(Document structure recognition data)
※ ※ ※

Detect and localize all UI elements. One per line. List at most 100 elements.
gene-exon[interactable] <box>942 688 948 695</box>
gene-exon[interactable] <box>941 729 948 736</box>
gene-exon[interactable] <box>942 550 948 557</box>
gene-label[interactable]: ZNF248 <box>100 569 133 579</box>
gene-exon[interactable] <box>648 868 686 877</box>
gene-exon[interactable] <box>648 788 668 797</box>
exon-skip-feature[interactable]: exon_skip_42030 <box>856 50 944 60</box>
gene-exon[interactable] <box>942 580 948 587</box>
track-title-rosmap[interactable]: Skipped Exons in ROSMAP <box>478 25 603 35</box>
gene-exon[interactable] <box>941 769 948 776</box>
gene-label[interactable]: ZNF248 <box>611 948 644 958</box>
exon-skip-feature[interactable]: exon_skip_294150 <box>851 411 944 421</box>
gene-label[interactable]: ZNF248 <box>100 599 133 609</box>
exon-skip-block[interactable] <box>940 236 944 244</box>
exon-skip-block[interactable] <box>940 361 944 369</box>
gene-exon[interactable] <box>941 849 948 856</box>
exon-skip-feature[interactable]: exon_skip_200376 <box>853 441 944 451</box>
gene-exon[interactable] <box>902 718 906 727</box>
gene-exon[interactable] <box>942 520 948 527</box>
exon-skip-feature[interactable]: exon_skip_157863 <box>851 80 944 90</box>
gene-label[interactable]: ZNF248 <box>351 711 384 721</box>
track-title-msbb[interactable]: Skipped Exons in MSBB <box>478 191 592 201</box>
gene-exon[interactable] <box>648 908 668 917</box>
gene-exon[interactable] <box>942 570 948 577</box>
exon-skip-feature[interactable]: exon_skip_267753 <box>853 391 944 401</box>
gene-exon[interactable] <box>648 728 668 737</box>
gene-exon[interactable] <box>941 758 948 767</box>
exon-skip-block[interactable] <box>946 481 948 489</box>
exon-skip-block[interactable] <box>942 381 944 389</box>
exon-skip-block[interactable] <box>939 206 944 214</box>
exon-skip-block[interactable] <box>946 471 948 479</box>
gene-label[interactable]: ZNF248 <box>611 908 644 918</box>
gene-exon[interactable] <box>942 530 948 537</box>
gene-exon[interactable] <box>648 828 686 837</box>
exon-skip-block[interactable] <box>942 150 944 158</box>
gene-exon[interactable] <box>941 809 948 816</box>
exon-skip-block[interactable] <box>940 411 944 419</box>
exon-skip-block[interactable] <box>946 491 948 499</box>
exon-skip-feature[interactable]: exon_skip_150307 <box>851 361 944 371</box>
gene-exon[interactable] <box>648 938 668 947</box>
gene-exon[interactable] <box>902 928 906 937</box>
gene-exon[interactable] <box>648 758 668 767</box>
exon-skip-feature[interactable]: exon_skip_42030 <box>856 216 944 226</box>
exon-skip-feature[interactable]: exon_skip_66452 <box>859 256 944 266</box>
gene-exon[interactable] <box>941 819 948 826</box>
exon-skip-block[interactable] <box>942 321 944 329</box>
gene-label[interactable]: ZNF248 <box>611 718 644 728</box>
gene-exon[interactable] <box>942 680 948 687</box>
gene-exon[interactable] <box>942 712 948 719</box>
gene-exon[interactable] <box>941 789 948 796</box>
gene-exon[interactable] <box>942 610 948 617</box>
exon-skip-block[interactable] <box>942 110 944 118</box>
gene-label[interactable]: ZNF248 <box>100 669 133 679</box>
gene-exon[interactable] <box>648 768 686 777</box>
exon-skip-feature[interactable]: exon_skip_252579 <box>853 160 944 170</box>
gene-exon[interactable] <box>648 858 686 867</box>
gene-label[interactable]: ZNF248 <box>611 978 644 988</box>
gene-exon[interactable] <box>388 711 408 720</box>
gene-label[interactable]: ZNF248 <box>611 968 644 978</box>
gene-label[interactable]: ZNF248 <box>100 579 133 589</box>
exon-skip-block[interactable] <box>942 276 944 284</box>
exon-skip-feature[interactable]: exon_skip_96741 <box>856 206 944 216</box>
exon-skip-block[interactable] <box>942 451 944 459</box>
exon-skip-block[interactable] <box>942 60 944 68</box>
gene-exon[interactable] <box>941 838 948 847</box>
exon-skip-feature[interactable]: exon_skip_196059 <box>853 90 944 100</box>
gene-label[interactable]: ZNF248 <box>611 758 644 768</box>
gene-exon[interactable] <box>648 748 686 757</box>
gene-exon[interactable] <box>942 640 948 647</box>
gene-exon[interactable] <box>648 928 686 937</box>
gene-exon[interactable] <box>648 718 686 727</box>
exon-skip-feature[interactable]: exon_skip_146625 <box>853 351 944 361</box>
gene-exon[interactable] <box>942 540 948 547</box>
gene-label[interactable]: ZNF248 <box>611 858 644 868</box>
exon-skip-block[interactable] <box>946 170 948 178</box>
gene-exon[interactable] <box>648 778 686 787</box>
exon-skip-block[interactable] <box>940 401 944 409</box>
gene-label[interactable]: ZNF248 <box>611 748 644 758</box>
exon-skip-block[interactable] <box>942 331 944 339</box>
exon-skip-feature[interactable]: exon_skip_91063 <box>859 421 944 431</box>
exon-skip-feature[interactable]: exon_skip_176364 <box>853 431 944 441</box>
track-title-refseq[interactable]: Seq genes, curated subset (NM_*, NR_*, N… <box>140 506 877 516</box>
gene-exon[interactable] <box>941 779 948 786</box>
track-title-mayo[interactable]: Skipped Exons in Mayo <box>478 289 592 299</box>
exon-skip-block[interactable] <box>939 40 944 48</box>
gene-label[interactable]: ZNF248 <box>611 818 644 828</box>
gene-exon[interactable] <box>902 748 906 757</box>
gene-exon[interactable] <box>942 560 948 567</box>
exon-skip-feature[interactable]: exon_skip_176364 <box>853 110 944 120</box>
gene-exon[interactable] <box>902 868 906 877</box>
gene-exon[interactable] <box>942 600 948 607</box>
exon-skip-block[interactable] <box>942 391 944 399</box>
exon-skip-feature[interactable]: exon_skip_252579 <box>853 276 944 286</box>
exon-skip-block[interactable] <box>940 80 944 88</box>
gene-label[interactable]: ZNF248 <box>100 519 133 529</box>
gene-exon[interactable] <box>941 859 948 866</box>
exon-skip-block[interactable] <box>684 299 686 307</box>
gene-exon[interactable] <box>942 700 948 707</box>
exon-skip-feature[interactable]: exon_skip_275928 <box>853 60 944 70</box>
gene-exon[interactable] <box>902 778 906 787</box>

※ ※ ※

EXERCISE DESCRIPTION =>
Write each line above out exactly.

OUTPUT =>
Detect and localize all UI elements. One per line. List at most 100 elements.
gene-exon[interactable] <box>942 688 948 695</box>
gene-exon[interactable] <box>941 729 948 736</box>
gene-exon[interactable] <box>942 550 948 557</box>
gene-label[interactable]: ZNF248 <box>100 569 133 579</box>
gene-exon[interactable] <box>648 868 686 877</box>
gene-exon[interactable] <box>648 788 668 797</box>
exon-skip-feature[interactable]: exon_skip_42030 <box>856 50 944 60</box>
gene-exon[interactable] <box>942 580 948 587</box>
track-title-rosmap[interactable]: Skipped Exons in ROSMAP <box>478 25 603 35</box>
gene-exon[interactable] <box>941 769 948 776</box>
gene-label[interactable]: ZNF248 <box>611 948 644 958</box>
exon-skip-feature[interactable]: exon_skip_294150 <box>851 411 944 421</box>
gene-label[interactable]: ZNF248 <box>100 599 133 609</box>
exon-skip-block[interactable] <box>940 236 944 244</box>
exon-skip-block[interactable] <box>940 361 944 369</box>
gene-exon[interactable] <box>941 849 948 856</box>
exon-skip-feature[interactable]: exon_skip_200376 <box>853 441 944 451</box>
gene-exon[interactable] <box>902 718 906 727</box>
gene-exon[interactable] <box>942 520 948 527</box>
exon-skip-feature[interactable]: exon_skip_157863 <box>851 80 944 90</box>
gene-label[interactable]: ZNF248 <box>351 711 384 721</box>
track-title-msbb[interactable]: Skipped Exons in MSBB <box>478 191 592 201</box>
gene-exon[interactable] <box>648 908 668 917</box>
gene-exon[interactable] <box>942 570 948 577</box>
exon-skip-feature[interactable]: exon_skip_267753 <box>853 391 944 401</box>
gene-exon[interactable] <box>648 728 668 737</box>
gene-exon[interactable] <box>941 758 948 767</box>
exon-skip-block[interactable] <box>946 481 948 489</box>
exon-skip-block[interactable] <box>942 381 944 389</box>
exon-skip-block[interactable] <box>939 206 944 214</box>
exon-skip-block[interactable] <box>946 471 948 479</box>
gene-label[interactable]: ZNF248 <box>611 908 644 918</box>
gene-exon[interactable] <box>942 530 948 537</box>
gene-exon[interactable] <box>648 828 686 837</box>
exon-skip-block[interactable] <box>942 150 944 158</box>
gene-exon[interactable] <box>941 809 948 816</box>
exon-skip-block[interactable] <box>940 411 944 419</box>
exon-skip-block[interactable] <box>946 491 948 499</box>
exon-skip-feature[interactable]: exon_skip_150307 <box>851 361 944 371</box>
gene-exon[interactable] <box>648 938 668 947</box>
gene-exon[interactable] <box>902 928 906 937</box>
gene-exon[interactable] <box>648 758 668 767</box>
exon-skip-feature[interactable]: exon_skip_42030 <box>856 216 944 226</box>
exon-skip-feature[interactable]: exon_skip_66452 <box>859 256 944 266</box>
gene-exon[interactable] <box>941 819 948 826</box>
exon-skip-block[interactable] <box>942 321 944 329</box>
gene-label[interactable]: ZNF248 <box>611 718 644 728</box>
gene-exon[interactable] <box>942 680 948 687</box>
gene-exon[interactable] <box>942 712 948 719</box>
gene-exon[interactable] <box>941 789 948 796</box>
gene-exon[interactable] <box>942 610 948 617</box>
exon-skip-block[interactable] <box>942 110 944 118</box>
gene-label[interactable]: ZNF248 <box>100 669 133 679</box>
gene-exon[interactable] <box>648 768 686 777</box>
exon-skip-feature[interactable]: exon_skip_252579 <box>853 160 944 170</box>
gene-exon[interactable] <box>648 858 686 867</box>
gene-label[interactable]: ZNF248 <box>611 978 644 988</box>
gene-exon[interactable] <box>388 711 408 720</box>
gene-label[interactable]: ZNF248 <box>611 968 644 978</box>
gene-label[interactable]: ZNF248 <box>100 579 133 589</box>
exon-skip-block[interactable] <box>942 276 944 284</box>
exon-skip-feature[interactable]: exon_skip_96741 <box>856 206 944 216</box>
exon-skip-block[interactable] <box>942 451 944 459</box>
exon-skip-block[interactable] <box>942 60 944 68</box>
gene-exon[interactable] <box>941 838 948 847</box>
exon-skip-feature[interactable]: exon_skip_196059 <box>853 90 944 100</box>
gene-label[interactable]: ZNF248 <box>611 758 644 768</box>
gene-exon[interactable] <box>648 748 686 757</box>
gene-exon[interactable] <box>942 640 948 647</box>
gene-exon[interactable] <box>648 928 686 937</box>
gene-exon[interactable] <box>648 718 686 727</box>
exon-skip-feature[interactable]: exon_skip_146625 <box>853 351 944 361</box>
gene-exon[interactable] <box>942 540 948 547</box>
gene-label[interactable]: ZNF248 <box>611 858 644 868</box>
exon-skip-block[interactable] <box>946 170 948 178</box>
gene-exon[interactable] <box>648 778 686 787</box>
exon-skip-block[interactable] <box>940 401 944 409</box>
gene-label[interactable]: ZNF248 <box>611 748 644 758</box>
exon-skip-block[interactable] <box>942 331 944 339</box>
exon-skip-feature[interactable]: exon_skip_91063 <box>859 421 944 431</box>
exon-skip-feature[interactable]: exon_skip_176364 <box>853 431 944 441</box>
track-title-refseq[interactable]: Seq genes, curated subset (NM_*, NR_*, N… <box>140 506 877 516</box>
gene-exon[interactable] <box>941 779 948 786</box>
track-title-mayo[interactable]: Skipped Exons in Mayo <box>478 289 592 299</box>
exon-skip-block[interactable] <box>939 40 944 48</box>
gene-label[interactable]: ZNF248 <box>611 818 644 828</box>
gene-exon[interactable] <box>902 748 906 757</box>
gene-exon[interactable] <box>942 560 948 567</box>
exon-skip-feature[interactable]: exon_skip_176364 <box>853 110 944 120</box>
gene-exon[interactable] <box>902 868 906 877</box>
gene-exon[interactable] <box>942 600 948 607</box>
exon-skip-block[interactable] <box>942 391 944 399</box>
exon-skip-feature[interactable]: exon_skip_252579 <box>853 276 944 286</box>
exon-skip-block[interactable] <box>940 80 944 88</box>
gene-label[interactable]: ZNF248 <box>100 519 133 529</box>
gene-exon[interactable] <box>941 859 948 866</box>
exon-skip-block[interactable] <box>684 299 686 307</box>
gene-exon[interactable] <box>942 700 948 707</box>
exon-skip-feature[interactable]: exon_skip_275928 <box>853 60 944 70</box>
gene-exon[interactable] <box>902 778 906 787</box>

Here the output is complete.